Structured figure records
***
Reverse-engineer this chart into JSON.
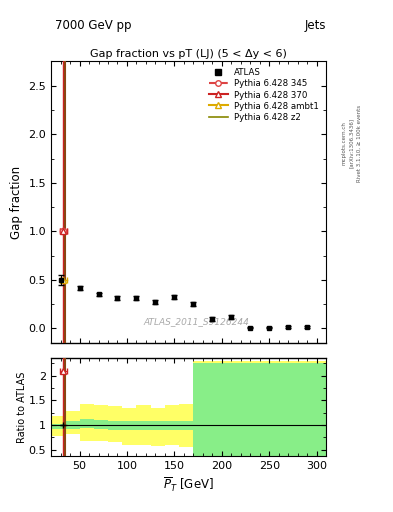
{
  "title_top_left": "7000 GeV pp",
  "title_top_right": "Jets",
  "main_title": "Gap fraction vs pT (LJ) (5 < Δy < 6)",
  "watermark": "ATLAS_2011_S9126244",
  "right_label_top": "Rivet 3.1.10, ≥ 100k events",
  "right_label_mid": "[arXiv:1306.3436]",
  "right_label_bot": "mcplots.cern.ch",
  "atlas_x": [
    30,
    50,
    70,
    90,
    110,
    130,
    150,
    170,
    190,
    210,
    230,
    250,
    270,
    290
  ],
  "atlas_y": [
    0.5,
    0.42,
    0.35,
    0.31,
    0.31,
    0.27,
    0.32,
    0.25,
    0.1,
    0.12,
    0.01,
    0.01,
    0.02,
    0.02
  ],
  "atlas_yerr": [
    0.05,
    0.02,
    0.02,
    0.02,
    0.02,
    0.02,
    0.02,
    0.02,
    0.02,
    0.02,
    0.01,
    0.01,
    0.01,
    0.01
  ],
  "vline_x": 33,
  "vline_color_red": "#cc2222",
  "vline_color_brown": "#8B4513",
  "py345_color": "#dd4444",
  "py370_color": "#cc2222",
  "pyambt1_color": "#ddaa00",
  "pyz2_color": "#888800",
  "main_ylim": [
    -0.15,
    2.75
  ],
  "main_yticks": [
    0.0,
    0.5,
    1.0,
    1.5,
    2.0,
    2.5
  ],
  "ratio_ylim": [
    0.38,
    2.35
  ],
  "ratio_yticks": [
    0.5,
    1.0,
    1.5,
    2.0
  ],
  "xlim": [
    20,
    310
  ],
  "yellow_steps_x": [
    20,
    35,
    50,
    65,
    80,
    95,
    110,
    125,
    140,
    155,
    170,
    180,
    195,
    240,
    310
  ],
  "yellow_bot": [
    0.78,
    0.82,
    0.68,
    0.68,
    0.65,
    0.6,
    0.6,
    0.57,
    0.6,
    0.55,
    0.38,
    0.38,
    0.38,
    0.38
  ],
  "yellow_top": [
    1.18,
    1.28,
    1.42,
    1.4,
    1.38,
    1.35,
    1.4,
    1.35,
    1.4,
    1.42,
    2.3,
    2.3,
    2.3,
    2.3
  ],
  "green_steps_x": [
    20,
    35,
    50,
    65,
    80,
    95,
    110,
    125,
    140,
    155,
    170,
    180,
    240,
    310
  ],
  "green_bot": [
    0.92,
    0.93,
    0.95,
    0.92,
    0.9,
    0.9,
    0.91,
    0.89,
    0.91,
    0.9,
    0.38,
    0.38,
    0.38
  ],
  "green_top": [
    1.03,
    1.08,
    1.12,
    1.1,
    1.08,
    1.08,
    1.08,
    1.08,
    1.08,
    1.08,
    2.25,
    2.25,
    2.25
  ]
}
***
## TO BE DONE
Transcribe the material exactly, and leave out whatever pictures it holds.

## ANSWER TO THIS EXERCISE
Reverse-engineer this chart into JSON.
{
  "title_top_left": "7000 GeV pp",
  "title_top_right": "Jets",
  "main_title": "Gap fraction vs pT (LJ) (5 < Δy < 6)",
  "watermark": "ATLAS_2011_S9126244",
  "right_label_top": "Rivet 3.1.10, ≥ 100k events",
  "right_label_mid": "[arXiv:1306.3436]",
  "right_label_bot": "mcplots.cern.ch",
  "atlas_x": [
    30,
    50,
    70,
    90,
    110,
    130,
    150,
    170,
    190,
    210,
    230,
    250,
    270,
    290
  ],
  "atlas_y": [
    0.5,
    0.42,
    0.35,
    0.31,
    0.31,
    0.27,
    0.32,
    0.25,
    0.1,
    0.12,
    0.01,
    0.01,
    0.02,
    0.02
  ],
  "atlas_yerr": [
    0.05,
    0.02,
    0.02,
    0.02,
    0.02,
    0.02,
    0.02,
    0.02,
    0.02,
    0.02,
    0.01,
    0.01,
    0.01,
    0.01
  ],
  "vline_x": 33,
  "vline_color_red": "#cc2222",
  "vline_color_brown": "#8B4513",
  "py345_color": "#dd4444",
  "py370_color": "#cc2222",
  "pyambt1_color": "#ddaa00",
  "pyz2_color": "#888800",
  "main_ylim": [
    -0.15,
    2.75
  ],
  "main_yticks": [
    0.0,
    0.5,
    1.0,
    1.5,
    2.0,
    2.5
  ],
  "ratio_ylim": [
    0.38,
    2.35
  ],
  "ratio_yticks": [
    0.5,
    1.0,
    1.5,
    2.0
  ],
  "xlim": [
    20,
    310
  ],
  "yellow_steps_x": [
    20,
    35,
    50,
    65,
    80,
    95,
    110,
    125,
    140,
    155,
    170,
    180,
    195,
    240,
    310
  ],
  "yellow_bot": [
    0.78,
    0.82,
    0.68,
    0.68,
    0.65,
    0.6,
    0.6,
    0.57,
    0.6,
    0.55,
    0.38,
    0.38,
    0.38,
    0.38
  ],
  "yellow_top": [
    1.18,
    1.28,
    1.42,
    1.4,
    1.38,
    1.35,
    1.4,
    1.35,
    1.4,
    1.42,
    2.3,
    2.3,
    2.3,
    2.3
  ],
  "green_steps_x": [
    20,
    35,
    50,
    65,
    80,
    95,
    110,
    125,
    140,
    155,
    170,
    180,
    240,
    310
  ],
  "green_bot": [
    0.92,
    0.93,
    0.95,
    0.92,
    0.9,
    0.9,
    0.91,
    0.89,
    0.91,
    0.9,
    0.38,
    0.38,
    0.38
  ],
  "green_top": [
    1.03,
    1.08,
    1.12,
    1.1,
    1.08,
    1.08,
    1.08,
    1.08,
    1.08,
    1.08,
    2.25,
    2.25,
    2.25
  ]
}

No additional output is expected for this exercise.